AIM. Copy out each line of the listing that has the word "this" in it.

--- Start of TASK DATA ---

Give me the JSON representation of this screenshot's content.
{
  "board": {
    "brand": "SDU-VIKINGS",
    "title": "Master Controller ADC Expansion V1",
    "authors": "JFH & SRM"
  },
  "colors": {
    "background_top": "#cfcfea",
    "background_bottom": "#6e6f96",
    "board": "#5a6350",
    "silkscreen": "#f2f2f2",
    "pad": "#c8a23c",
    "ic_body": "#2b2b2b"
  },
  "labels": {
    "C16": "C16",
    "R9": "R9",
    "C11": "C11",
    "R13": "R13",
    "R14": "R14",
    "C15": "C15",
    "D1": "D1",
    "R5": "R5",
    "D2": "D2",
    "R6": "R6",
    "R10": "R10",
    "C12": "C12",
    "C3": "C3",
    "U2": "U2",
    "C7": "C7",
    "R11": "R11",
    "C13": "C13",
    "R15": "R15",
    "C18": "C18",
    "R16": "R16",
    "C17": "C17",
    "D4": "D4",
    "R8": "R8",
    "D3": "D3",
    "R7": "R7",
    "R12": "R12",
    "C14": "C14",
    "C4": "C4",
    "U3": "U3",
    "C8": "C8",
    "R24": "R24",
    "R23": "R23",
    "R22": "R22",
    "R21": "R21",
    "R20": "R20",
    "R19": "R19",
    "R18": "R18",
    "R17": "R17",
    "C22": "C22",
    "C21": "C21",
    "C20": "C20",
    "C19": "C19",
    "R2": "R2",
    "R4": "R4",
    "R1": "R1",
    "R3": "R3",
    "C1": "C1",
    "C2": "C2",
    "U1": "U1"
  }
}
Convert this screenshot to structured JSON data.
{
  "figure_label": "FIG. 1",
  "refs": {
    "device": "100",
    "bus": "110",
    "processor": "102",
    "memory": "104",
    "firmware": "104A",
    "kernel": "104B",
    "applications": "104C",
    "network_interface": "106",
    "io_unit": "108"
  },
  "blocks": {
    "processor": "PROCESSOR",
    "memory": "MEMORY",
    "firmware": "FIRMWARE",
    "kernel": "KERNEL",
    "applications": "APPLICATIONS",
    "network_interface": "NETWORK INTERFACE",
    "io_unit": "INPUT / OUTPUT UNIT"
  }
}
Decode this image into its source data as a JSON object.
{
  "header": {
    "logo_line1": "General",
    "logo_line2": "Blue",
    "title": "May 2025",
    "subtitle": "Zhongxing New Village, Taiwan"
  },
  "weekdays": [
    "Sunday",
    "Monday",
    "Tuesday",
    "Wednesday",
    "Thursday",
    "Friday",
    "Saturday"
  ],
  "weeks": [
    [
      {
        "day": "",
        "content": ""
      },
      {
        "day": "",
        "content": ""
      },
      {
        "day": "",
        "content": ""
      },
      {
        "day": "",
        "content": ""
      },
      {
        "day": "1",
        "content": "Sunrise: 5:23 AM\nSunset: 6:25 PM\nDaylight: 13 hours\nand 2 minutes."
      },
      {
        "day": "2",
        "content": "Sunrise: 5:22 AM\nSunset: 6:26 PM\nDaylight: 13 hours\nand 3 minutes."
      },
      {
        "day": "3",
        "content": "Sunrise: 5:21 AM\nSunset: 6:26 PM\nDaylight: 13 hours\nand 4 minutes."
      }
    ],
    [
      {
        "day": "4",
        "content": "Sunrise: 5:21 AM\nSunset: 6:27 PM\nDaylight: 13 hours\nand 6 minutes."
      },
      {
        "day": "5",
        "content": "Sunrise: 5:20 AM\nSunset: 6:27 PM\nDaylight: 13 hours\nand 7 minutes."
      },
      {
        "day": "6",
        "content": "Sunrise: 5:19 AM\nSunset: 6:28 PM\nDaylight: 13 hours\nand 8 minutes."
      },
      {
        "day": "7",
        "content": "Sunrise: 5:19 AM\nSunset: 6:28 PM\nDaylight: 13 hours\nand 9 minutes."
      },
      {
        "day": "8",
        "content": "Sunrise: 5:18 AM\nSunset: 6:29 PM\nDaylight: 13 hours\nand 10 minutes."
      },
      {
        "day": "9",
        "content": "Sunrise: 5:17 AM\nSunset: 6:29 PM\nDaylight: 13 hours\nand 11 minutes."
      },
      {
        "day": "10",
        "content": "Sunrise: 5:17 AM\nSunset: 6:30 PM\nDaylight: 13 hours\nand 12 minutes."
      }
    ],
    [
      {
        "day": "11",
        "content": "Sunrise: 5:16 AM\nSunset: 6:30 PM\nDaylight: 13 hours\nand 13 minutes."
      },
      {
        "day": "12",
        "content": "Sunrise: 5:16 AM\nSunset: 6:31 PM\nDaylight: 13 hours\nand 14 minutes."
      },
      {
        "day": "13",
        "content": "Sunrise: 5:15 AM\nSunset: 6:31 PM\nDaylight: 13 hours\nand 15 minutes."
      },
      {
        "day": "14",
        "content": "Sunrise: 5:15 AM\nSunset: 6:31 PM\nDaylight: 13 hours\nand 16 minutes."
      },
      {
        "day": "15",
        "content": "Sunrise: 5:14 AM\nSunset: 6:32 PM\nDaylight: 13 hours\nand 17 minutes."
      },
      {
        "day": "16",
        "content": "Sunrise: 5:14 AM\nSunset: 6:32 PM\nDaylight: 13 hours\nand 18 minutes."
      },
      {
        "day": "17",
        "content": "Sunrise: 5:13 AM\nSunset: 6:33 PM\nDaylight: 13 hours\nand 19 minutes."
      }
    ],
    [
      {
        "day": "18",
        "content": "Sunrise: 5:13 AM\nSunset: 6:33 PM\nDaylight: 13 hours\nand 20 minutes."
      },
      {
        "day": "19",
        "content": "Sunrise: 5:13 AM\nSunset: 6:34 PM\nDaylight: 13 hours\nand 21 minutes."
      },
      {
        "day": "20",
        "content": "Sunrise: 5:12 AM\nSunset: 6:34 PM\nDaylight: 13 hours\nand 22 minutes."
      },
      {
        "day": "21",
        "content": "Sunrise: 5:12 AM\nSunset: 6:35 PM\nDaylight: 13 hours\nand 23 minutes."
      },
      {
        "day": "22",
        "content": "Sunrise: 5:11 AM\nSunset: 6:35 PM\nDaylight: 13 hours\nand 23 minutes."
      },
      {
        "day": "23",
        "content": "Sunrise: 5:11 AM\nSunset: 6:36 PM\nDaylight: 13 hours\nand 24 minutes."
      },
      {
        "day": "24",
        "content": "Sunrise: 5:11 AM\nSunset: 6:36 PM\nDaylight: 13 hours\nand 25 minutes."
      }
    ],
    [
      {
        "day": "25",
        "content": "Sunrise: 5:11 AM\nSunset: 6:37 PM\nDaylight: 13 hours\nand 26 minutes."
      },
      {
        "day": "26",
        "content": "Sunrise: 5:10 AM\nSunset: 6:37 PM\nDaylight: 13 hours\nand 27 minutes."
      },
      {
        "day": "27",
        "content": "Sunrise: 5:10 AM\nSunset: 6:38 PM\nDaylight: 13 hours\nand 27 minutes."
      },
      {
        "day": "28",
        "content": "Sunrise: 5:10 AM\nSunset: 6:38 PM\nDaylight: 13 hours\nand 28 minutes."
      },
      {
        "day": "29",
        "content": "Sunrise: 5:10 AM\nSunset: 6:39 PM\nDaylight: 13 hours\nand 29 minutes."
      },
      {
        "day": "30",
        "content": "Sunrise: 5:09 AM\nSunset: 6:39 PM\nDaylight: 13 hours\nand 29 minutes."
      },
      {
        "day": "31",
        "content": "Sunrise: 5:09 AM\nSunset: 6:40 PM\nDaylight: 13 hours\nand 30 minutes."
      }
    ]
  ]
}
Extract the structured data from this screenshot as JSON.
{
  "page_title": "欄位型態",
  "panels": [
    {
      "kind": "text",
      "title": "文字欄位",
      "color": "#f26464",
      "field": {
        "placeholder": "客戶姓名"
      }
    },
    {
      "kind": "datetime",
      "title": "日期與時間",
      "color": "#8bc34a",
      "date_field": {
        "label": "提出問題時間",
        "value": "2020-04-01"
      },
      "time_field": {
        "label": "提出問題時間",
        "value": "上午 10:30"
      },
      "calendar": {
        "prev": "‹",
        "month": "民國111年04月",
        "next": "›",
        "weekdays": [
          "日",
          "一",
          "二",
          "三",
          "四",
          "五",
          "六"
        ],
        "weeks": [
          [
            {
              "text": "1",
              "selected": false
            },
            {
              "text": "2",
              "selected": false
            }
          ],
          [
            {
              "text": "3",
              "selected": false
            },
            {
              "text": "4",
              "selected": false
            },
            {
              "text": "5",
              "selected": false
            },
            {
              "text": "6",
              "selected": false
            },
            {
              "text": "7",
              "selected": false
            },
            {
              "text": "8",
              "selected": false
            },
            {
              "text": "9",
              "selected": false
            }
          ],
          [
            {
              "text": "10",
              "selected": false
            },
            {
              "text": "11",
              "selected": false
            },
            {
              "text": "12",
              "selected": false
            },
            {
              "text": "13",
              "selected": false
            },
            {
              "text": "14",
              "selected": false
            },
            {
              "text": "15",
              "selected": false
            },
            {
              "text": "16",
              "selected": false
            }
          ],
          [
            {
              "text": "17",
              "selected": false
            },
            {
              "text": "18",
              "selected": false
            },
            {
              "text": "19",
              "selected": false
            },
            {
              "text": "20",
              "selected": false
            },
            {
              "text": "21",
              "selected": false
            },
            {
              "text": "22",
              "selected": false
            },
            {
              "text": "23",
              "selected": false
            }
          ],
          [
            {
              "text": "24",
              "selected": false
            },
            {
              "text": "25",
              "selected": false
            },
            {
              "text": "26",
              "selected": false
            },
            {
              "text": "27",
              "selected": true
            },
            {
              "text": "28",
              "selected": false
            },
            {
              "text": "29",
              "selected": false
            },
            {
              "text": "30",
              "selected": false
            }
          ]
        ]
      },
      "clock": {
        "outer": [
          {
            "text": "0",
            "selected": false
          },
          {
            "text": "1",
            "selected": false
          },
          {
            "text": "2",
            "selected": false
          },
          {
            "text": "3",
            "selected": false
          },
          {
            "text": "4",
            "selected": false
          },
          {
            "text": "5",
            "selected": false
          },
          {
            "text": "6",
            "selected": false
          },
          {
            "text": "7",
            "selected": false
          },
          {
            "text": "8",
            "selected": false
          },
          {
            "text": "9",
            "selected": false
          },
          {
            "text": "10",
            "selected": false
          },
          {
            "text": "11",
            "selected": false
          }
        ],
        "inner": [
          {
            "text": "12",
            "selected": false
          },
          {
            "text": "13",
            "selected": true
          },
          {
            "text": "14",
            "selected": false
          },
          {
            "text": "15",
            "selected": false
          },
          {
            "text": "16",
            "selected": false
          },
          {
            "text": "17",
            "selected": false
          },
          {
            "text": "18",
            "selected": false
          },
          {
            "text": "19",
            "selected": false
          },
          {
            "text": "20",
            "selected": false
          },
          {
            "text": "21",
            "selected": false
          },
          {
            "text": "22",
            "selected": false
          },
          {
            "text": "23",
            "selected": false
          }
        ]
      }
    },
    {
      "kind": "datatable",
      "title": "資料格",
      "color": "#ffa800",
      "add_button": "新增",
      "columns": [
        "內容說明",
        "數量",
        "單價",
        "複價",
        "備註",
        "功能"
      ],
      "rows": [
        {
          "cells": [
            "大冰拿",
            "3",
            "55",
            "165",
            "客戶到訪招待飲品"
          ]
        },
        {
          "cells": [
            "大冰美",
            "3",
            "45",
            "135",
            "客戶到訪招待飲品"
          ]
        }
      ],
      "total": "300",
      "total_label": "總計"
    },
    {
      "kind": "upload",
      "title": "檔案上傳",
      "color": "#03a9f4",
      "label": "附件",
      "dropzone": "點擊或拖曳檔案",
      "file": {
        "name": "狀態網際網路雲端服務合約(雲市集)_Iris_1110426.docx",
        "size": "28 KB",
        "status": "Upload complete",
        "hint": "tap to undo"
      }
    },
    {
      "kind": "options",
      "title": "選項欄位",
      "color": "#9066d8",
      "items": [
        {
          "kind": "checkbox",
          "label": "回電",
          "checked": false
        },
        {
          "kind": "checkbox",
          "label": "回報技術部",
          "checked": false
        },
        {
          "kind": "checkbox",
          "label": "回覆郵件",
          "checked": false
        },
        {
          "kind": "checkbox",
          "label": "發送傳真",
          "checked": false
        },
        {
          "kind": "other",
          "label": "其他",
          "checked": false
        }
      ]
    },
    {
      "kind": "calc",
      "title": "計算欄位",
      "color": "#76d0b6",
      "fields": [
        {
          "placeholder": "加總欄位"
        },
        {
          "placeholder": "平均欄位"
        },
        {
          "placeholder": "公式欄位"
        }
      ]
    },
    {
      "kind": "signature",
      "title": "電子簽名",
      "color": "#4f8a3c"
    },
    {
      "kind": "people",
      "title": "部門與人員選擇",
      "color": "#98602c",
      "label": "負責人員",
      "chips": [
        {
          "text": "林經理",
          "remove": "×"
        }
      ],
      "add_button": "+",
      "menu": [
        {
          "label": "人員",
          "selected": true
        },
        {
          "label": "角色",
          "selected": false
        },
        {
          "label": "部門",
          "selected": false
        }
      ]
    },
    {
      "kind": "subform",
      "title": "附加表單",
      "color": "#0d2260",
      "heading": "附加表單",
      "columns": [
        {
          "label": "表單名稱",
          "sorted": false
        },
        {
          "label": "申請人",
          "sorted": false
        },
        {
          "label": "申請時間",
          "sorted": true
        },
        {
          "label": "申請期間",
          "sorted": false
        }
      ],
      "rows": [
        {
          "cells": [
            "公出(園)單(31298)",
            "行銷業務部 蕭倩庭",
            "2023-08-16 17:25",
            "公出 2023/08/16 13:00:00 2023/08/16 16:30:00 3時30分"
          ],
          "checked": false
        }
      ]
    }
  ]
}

--- End of TASK DATA ---

FINISHED TASK.
Give me the JSON representation of this screenshot's content.
Convert this screenshot to structured JSON data.
Decode this image into its source data as a JSON object.
Extract the structured data from this screenshot as JSON.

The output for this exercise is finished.